**What the exercise asks**
Repeat all of the data precisely.

**Material provided**
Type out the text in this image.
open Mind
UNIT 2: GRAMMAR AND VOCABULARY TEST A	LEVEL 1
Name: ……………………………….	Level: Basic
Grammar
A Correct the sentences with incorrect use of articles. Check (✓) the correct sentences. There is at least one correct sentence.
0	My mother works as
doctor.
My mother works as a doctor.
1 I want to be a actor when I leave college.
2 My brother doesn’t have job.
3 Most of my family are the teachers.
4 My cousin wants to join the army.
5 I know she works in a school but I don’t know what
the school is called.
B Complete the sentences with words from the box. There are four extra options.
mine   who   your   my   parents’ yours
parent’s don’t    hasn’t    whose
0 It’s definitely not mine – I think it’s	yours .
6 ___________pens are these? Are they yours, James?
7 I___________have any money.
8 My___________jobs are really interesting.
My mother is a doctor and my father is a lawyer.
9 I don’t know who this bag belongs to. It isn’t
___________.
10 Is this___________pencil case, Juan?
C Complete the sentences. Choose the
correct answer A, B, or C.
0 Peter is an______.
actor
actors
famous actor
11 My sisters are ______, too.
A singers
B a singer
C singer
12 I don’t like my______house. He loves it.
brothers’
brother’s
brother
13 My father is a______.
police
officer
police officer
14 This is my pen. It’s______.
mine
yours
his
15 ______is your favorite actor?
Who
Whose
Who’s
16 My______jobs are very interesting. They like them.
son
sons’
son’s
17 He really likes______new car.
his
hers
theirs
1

**Reply to the task**
Type out the text in this image.
open Mind
UNIT 2: GRAMMAR AND VOCABULARY TEST A	LEVEL 1
Name: ……………………………….	Level: Basic
Grammar
A Correct the sentences with incorrect use of articles. Check (✓) the correct sentences. There is at least one correct sentence.
0	My mother works as
doctor.
My mother works as a doctor.
1 I want to be a actor when I leave college.
2 My brother doesn’t have job.
3 Most of my family are the teachers.
4 My cousin wants to join the army.
5 I know she works in a school but I don’t know what
the school is called.
B Complete the sentences with words from the box. There are four extra options.
mine   who   your   my   parents’ yours
parent’s don’t    hasn’t    whose
0 It’s definitely not mine – I think it’s	yours .
6 ___________pens are these? Are they yours, James?
7 I___________have any money.
8 My___________jobs are really interesting.
My mother is a doctor and my father is a lawyer.
9 I don’t know who this bag belongs to. It isn’t
___________.
10 Is this___________pencil case, Juan?
C Complete the sentences. Choose the
correct answer A, B, or C.
0 Peter is an______.
actor
actors
famous actor
11 My sisters are ______, too.
A singers
B a singer
C singer
12 I don’t like my______house. He loves it.
brothers’
brother’s
brother
13 My father is a______.
police
officer
police officer
14 This is my pen. It’s______.
mine
yours
his
15 ______is your favorite actor?
Who
Whose
Who’s
16 My______jobs are very interesting. They like them.
son
sons’
son’s
17 He really likes______new car.
his
hers
theirs
1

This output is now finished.